--- begin ---

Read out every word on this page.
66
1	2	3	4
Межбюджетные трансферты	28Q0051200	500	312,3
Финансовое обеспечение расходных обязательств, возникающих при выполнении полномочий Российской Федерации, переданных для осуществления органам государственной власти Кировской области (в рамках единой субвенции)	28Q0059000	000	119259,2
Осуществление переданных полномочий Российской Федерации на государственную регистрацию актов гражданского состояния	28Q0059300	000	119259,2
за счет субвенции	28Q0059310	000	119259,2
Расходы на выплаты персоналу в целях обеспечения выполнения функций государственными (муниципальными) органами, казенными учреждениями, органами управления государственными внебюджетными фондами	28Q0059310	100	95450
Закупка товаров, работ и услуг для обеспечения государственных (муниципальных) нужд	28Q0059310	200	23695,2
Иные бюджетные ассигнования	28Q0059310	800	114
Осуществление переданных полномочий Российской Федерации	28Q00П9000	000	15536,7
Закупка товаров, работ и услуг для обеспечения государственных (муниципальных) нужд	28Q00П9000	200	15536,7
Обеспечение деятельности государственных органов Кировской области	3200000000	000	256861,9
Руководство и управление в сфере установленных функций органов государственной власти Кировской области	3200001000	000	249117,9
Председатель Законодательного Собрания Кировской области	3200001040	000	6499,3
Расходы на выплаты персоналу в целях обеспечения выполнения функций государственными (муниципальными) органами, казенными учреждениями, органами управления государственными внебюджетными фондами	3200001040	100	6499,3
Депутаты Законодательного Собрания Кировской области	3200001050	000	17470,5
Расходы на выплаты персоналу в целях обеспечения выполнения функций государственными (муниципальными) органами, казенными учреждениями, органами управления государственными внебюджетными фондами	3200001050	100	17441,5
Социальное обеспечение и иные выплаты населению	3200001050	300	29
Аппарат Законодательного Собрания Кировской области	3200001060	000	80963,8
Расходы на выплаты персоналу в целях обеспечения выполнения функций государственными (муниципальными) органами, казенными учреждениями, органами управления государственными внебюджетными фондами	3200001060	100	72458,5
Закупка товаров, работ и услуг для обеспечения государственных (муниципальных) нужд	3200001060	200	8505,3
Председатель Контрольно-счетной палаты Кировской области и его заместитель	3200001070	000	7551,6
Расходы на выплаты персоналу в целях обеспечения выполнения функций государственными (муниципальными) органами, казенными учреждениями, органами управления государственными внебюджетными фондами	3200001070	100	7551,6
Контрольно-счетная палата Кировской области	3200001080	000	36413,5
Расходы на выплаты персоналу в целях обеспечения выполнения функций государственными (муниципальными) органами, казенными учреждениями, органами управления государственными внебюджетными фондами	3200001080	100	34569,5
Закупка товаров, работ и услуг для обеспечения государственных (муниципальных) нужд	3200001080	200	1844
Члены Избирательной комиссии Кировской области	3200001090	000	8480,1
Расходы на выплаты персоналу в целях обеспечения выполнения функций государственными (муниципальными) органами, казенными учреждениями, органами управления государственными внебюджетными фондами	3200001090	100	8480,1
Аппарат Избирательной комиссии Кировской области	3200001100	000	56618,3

--- end ---

:: Work to do ::
Copy out each line in the preceding records that contains "полномочий".

:: Reply to the exercise ::
Финансовое обеспечение расходных обязательств, возникающих при выполнении полномочий Российской Федерации, переданных для осуществления органам государственной власти Кировской области (в рамках единой субвенции)	28Q0059000	000	119259,2
Осуществление переданных полномочий Российской Федерации на государственную регистрацию актов гражданского состояния	28Q0059300	000	119259,2
Осуществление переданных полномочий Российской Федерации	28Q00П9000	000	15536,7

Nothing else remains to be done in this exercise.